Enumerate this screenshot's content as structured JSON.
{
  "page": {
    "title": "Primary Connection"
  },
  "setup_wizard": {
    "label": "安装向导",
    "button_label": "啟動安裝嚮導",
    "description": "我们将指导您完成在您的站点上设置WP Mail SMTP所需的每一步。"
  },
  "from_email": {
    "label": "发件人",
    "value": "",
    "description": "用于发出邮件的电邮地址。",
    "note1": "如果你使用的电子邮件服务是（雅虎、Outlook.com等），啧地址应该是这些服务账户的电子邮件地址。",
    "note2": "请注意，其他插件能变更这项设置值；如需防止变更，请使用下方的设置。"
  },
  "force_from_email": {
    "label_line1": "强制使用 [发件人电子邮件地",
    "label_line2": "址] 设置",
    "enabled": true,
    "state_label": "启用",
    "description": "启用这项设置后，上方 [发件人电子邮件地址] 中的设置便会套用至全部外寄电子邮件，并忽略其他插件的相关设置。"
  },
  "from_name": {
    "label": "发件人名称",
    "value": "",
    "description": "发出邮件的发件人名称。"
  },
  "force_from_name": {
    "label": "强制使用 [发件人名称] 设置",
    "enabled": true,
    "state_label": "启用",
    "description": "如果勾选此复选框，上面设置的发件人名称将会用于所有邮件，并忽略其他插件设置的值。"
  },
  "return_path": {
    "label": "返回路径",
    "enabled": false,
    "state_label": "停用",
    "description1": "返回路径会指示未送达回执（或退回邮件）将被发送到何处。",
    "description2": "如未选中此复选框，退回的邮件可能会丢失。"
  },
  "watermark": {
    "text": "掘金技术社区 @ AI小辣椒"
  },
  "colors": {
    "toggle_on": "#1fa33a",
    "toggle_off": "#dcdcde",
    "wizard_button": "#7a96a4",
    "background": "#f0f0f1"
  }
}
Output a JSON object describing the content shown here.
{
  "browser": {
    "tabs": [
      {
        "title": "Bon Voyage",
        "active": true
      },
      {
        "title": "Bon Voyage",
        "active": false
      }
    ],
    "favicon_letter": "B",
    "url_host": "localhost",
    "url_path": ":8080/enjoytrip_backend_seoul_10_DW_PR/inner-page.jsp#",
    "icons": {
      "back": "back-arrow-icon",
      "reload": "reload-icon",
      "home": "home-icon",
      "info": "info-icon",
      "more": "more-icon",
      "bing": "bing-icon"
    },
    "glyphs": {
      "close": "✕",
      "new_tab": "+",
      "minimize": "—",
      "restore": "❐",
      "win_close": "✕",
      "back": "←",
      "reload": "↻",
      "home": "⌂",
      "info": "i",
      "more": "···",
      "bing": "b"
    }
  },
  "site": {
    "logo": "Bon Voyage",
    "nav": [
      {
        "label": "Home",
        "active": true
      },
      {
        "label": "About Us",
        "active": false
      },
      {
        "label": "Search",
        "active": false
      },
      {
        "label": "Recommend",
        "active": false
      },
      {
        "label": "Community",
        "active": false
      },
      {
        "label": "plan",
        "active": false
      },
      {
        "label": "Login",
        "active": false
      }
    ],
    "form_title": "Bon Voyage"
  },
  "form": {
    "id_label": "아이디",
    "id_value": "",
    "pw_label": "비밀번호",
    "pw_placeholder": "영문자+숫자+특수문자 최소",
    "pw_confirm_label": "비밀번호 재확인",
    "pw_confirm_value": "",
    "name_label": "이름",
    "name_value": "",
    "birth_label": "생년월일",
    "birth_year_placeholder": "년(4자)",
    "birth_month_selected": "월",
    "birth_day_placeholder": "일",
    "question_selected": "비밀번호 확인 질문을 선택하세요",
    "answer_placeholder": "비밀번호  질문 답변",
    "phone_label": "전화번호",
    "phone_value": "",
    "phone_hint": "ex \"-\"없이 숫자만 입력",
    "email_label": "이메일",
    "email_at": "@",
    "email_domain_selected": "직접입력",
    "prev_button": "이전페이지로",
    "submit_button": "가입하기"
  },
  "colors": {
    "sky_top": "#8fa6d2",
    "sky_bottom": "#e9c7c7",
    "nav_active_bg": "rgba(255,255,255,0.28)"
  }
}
▬▬▬▬▬▬
TASK DETAILS:
Identify the lines that contain the string "JSON", and copy every one of them.

SOLVED EXERCISE:
Enumerate this screenshot's content as structured JSON.
Output a JSON object describing the content shown here.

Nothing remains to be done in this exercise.